* [Directive]:
Images do not belong in the copy. Retype all the entries below exactly.

Dataset rows:
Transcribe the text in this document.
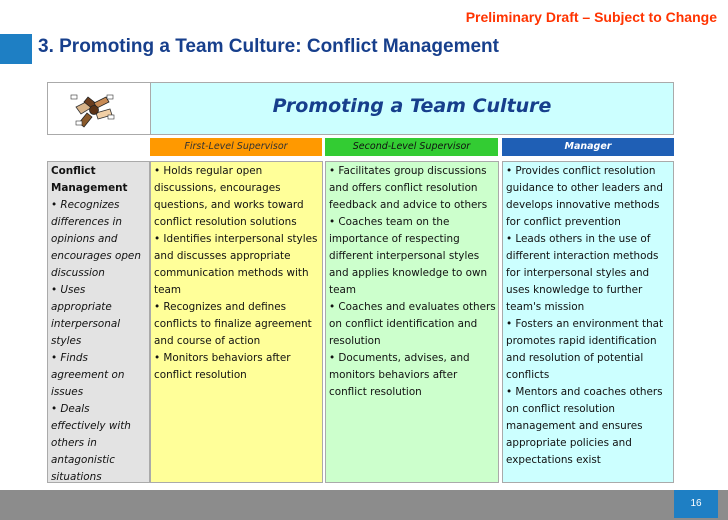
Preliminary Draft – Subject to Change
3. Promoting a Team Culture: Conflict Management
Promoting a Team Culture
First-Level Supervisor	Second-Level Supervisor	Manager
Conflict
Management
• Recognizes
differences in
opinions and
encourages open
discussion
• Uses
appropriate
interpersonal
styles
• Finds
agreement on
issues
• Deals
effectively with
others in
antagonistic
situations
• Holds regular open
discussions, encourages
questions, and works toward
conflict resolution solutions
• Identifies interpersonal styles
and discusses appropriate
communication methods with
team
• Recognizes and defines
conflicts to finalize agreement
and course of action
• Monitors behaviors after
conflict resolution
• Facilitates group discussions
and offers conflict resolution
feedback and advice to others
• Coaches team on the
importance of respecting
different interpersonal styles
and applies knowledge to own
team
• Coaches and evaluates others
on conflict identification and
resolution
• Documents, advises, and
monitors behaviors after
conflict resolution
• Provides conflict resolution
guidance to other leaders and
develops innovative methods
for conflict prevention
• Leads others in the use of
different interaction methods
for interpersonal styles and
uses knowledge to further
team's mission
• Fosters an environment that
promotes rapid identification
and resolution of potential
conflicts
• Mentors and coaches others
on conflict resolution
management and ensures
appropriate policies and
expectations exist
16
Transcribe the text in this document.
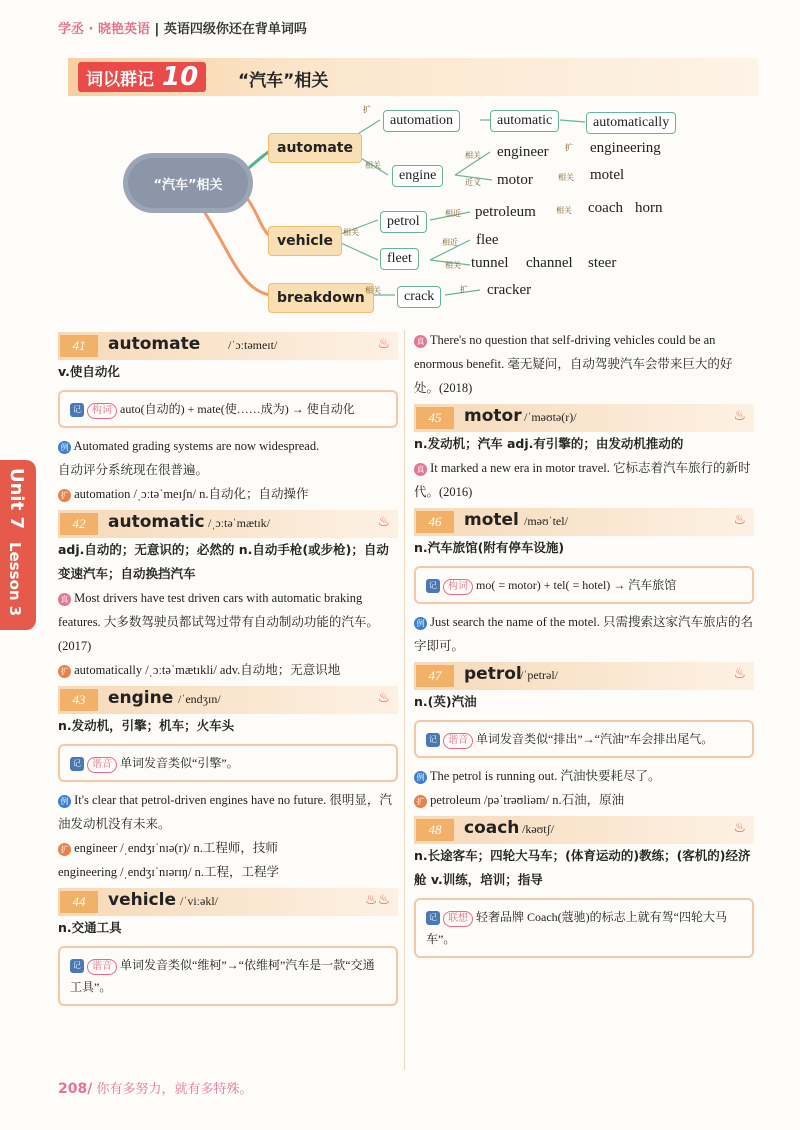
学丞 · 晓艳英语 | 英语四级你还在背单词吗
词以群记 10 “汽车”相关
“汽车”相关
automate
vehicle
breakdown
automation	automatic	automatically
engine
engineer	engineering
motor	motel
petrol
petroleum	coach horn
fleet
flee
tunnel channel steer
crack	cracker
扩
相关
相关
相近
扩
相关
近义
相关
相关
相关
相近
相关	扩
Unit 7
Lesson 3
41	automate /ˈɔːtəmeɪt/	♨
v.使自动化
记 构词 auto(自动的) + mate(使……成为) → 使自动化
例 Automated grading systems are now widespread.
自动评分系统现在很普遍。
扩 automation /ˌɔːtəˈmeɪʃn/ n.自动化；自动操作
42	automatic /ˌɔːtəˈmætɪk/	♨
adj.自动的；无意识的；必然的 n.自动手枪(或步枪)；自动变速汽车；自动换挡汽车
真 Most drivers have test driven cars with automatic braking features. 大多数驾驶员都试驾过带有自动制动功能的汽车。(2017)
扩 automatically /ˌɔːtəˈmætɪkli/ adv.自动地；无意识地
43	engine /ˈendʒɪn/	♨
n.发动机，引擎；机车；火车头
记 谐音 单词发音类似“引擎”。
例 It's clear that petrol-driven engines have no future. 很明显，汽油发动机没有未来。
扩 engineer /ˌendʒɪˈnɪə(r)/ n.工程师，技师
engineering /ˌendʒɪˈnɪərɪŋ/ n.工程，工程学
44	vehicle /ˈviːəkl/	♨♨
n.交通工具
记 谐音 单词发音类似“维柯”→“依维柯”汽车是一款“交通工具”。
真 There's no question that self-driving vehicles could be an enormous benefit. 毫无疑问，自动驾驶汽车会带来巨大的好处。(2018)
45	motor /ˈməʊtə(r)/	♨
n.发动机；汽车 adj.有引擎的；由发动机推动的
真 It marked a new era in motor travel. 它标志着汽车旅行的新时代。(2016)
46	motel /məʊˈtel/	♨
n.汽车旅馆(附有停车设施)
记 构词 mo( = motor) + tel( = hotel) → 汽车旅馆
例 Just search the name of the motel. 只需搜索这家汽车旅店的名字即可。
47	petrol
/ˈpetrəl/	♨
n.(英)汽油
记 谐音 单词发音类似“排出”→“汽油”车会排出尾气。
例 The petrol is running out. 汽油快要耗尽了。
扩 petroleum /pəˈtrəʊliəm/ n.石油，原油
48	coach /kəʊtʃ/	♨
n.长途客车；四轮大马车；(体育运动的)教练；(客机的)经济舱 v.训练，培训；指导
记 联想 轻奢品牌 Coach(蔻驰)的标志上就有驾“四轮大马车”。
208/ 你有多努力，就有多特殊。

* [Output for this task]:
Transcribe the text in this document.
Preliminary Draft – Subject to Change
3. Promoting a Team Culture: Conflict Management
Promoting a Team Culture
First-Level Supervisor	Second-Level Supervisor	Manager
Conflict
Management
• Recognizes
differences in
opinions and
encourages open
discussion
• Uses
appropriate
interpersonal
styles
• Finds
agreement on
issues
• Deals
effectively with
others in
antagonistic
situations
• Holds regular open
discussions, encourages
questions, and works toward
conflict resolution solutions
• Identifies interpersonal styles
and discusses appropriate
communication methods with
team
• Recognizes and defines
conflicts to finalize agreement
and course of action
• Monitors behaviors after
conflict resolution
• Facilitates group discussions
and offers conflict resolution
feedback and advice to others
• Coaches team on the
importance of respecting
different interpersonal styles
and applies knowledge to own
team
• Coaches and evaluates others
on conflict identification and
resolution
• Documents, advises, and
monitors behaviors after
conflict resolution
• Provides conflict resolution
guidance to other leaders and
develops innovative methods
for conflict prevention
• Leads others in the use of
different interaction methods
for interpersonal styles and
uses knowledge to further
team's mission
• Fosters an environment that
promotes rapid identification
and resolution of potential
conflicts
• Mentors and coaches others
on conflict resolution
management and ensures
appropriate policies and
expectations exist
16
Transcribe the text in this document.
学丞 · 晓艳英语 | 英语四级你还在背单词吗
词以群记 10 “汽车”相关
“汽车”相关
automate
vehicle
breakdown
automation	automatic	automatically
engine
engineer	engineering
motor	motel
petrol
petroleum	coach horn
fleet
flee
tunnel channel steer
crack	cracker
扩
相关
相关
相近
扩
相关
近义
相关
相关
相关
相近
相关	扩
Unit 7
Lesson 3
41	automate /ˈɔːtəmeɪt/	♨
v.使自动化
记 构词 auto(自动的) + mate(使……成为) → 使自动化
例 Automated grading systems are now widespread.
自动评分系统现在很普遍。
扩 automation /ˌɔːtəˈmeɪʃn/ n.自动化；自动操作
42	automatic /ˌɔːtəˈmætɪk/	♨
adj.自动的；无意识的；必然的 n.自动手枪(或步枪)；自动变速汽车；自动换挡汽车
真 Most drivers have test driven cars with automatic braking features. 大多数驾驶员都试驾过带有自动制动功能的汽车。(2017)
扩 automatically /ˌɔːtəˈmætɪkli/ adv.自动地；无意识地
43	engine /ˈendʒɪn/	♨
n.发动机，引擎；机车；火车头
记 谐音 单词发音类似“引擎”。
例 It's clear that petrol-driven engines have no future. 很明显，汽油发动机没有未来。
扩 engineer /ˌendʒɪˈnɪə(r)/ n.工程师，技师
engineering /ˌendʒɪˈnɪərɪŋ/ n.工程，工程学
44	vehicle /ˈviːəkl/	♨♨
n.交通工具
记 谐音 单词发音类似“维柯”→“依维柯”汽车是一款“交通工具”。
真 There's no question that self-driving vehicles could be an enormous benefit. 毫无疑问，自动驾驶汽车会带来巨大的好处。(2018)
45	motor /ˈməʊtə(r)/	♨
n.发动机；汽车 adj.有引擎的；由发动机推动的
真 It marked a new era in motor travel. 它标志着汽车旅行的新时代。(2016)
46	motel /məʊˈtel/	♨
n.汽车旅馆(附有停车设施)
记 构词 mo( = motor) + tel( = hotel) → 汽车旅馆
例 Just search the name of the motel. 只需搜索这家汽车旅店的名字即可。
47	petrol
/ˈpetrəl/	♨
n.(英)汽油
记 谐音 单词发音类似“排出”→“汽油”车会排出尾气。
例 The petrol is running out. 汽油快要耗尽了。
扩 petroleum /pəˈtrəʊliəm/ n.石油，原油
48	coach /kəʊtʃ/	♨
n.长途客车；四轮大马车；(体育运动的)教练；(客机的)经济舱 v.训练，培训；指导
记 联想 轻奢品牌 Coach(蔻驰)的标志上就有驾“四轮大马车”。
208/ 你有多努力，就有多特殊。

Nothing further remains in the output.